> [GIVEN PROBLEM] Scan the records for the string "this"; copy each line where it occurs.

(Records about charts and figures)
§
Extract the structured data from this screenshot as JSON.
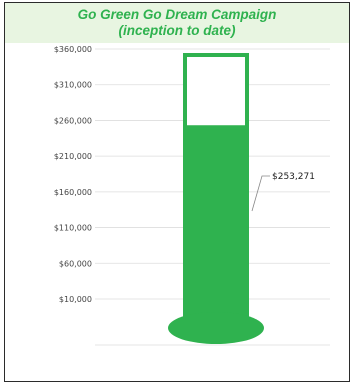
{
  "chart_data": {
    "type": "bar",
    "title": "Go Green Go Dream Campaign",
    "subtitle": "(inception to date)",
    "goal": 360000,
    "raised": 253271,
    "raised_label": "$253,271",
    "ylim": [
      10000,
      360000
    ],
    "y_ticks": [
      360000,
      310000,
      260000,
      210000,
      160000,
      110000,
      60000,
      10000
    ],
    "y_tick_labels": [
      "$360,000",
      "$310,000",
      "$260,000",
      "$210,000",
      "$160,000",
      "$110,000",
      "$60,000",
      "$10,000"
    ],
    "grid": true,
    "legend": "none"
  },
  "colors": {
    "fill": "#2fb24f",
    "title": "#2fb24f",
    "title_band": "#e8f5e1",
    "grid": "#dddddd"
  }
}
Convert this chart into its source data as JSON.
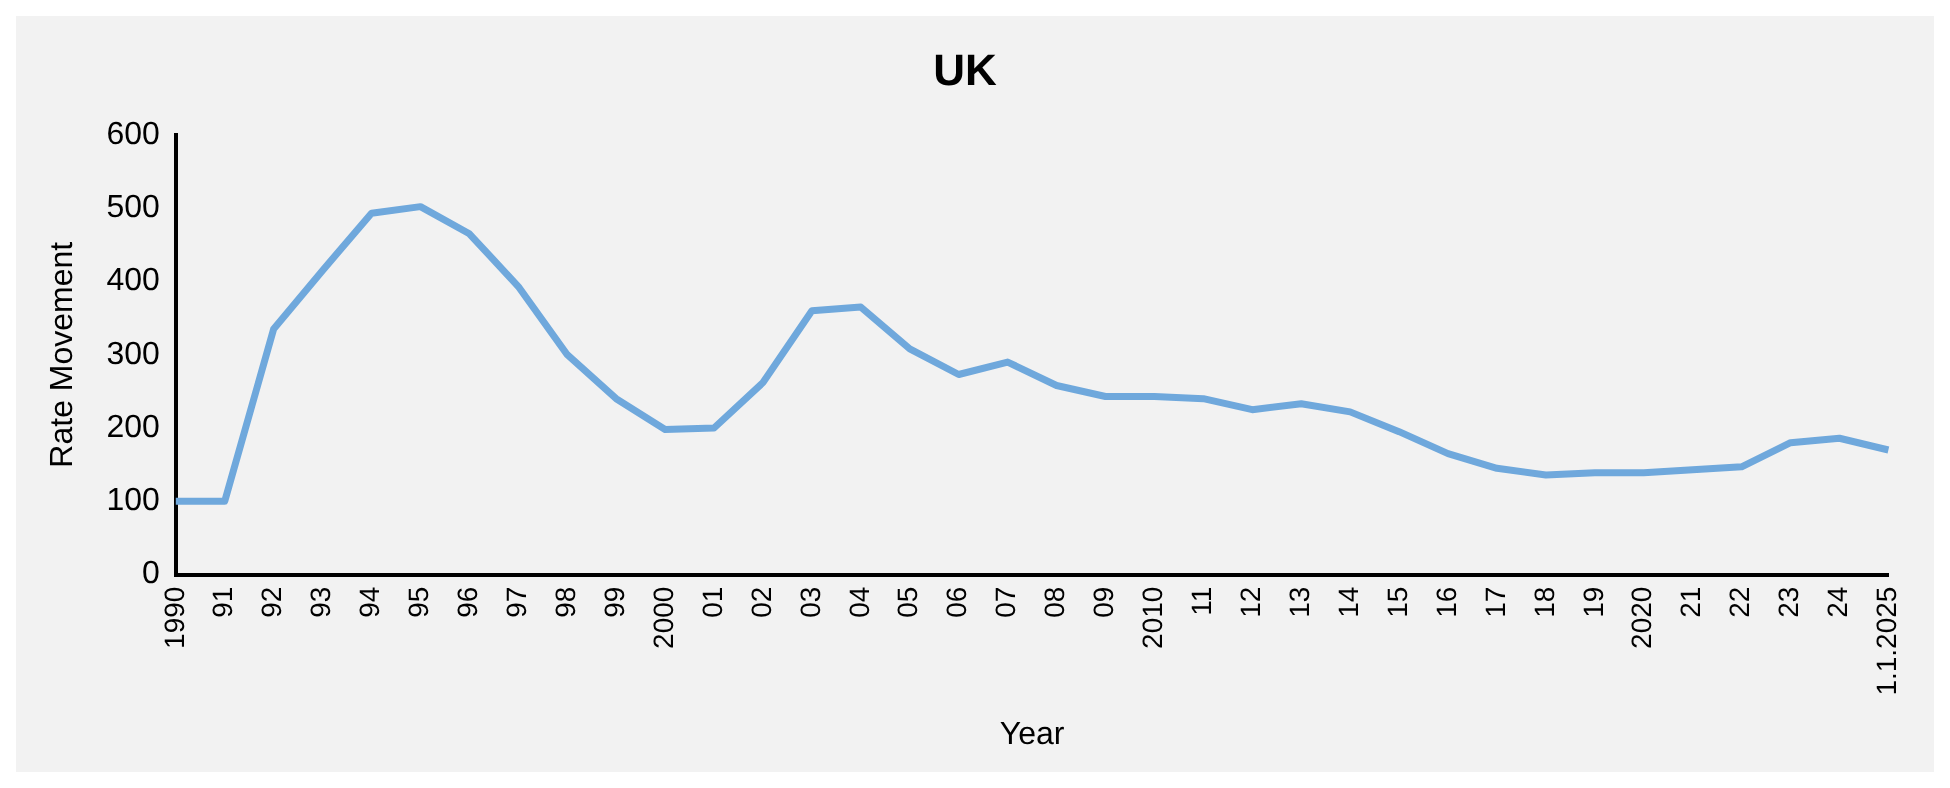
{
  "chart_data": {
    "type": "line",
    "title": "UK",
    "xlabel": "Year",
    "ylabel": "Rate Movement",
    "categories": [
      "1990",
      "91",
      "92",
      "93",
      "94",
      "95",
      "96",
      "97",
      "98",
      "99",
      "2000",
      "01",
      "02",
      "03",
      "04",
      "05",
      "06",
      "07",
      "08",
      "09",
      "2010",
      "11",
      "12",
      "13",
      "14",
      "15",
      "16",
      "17",
      "18",
      "19",
      "2020",
      "21",
      "22",
      "23",
      "24",
      "1.1.2025"
    ],
    "series": [
      {
        "color": "#6fa8dc",
        "values": [
          100,
          100,
          335,
          415,
          493,
          502,
          465,
          393,
          300,
          240,
          198,
          200,
          262,
          360,
          365,
          308,
          273,
          290,
          258,
          243,
          243,
          240,
          225,
          233,
          222,
          195,
          165,
          145,
          136,
          139,
          139,
          143,
          147,
          180,
          186,
          170
        ]
      }
    ],
    "ylim": [
      0,
      600
    ],
    "yticks": [
      0,
      100,
      200,
      300,
      400,
      500,
      600
    ],
    "grid": false,
    "legend": false,
    "marker": "none",
    "line_style": "solid"
  }
}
§
> [TASK SOLUTION]
Extract the structured data from this screenshot as JSON.
Convert this chart into its source data as JSON.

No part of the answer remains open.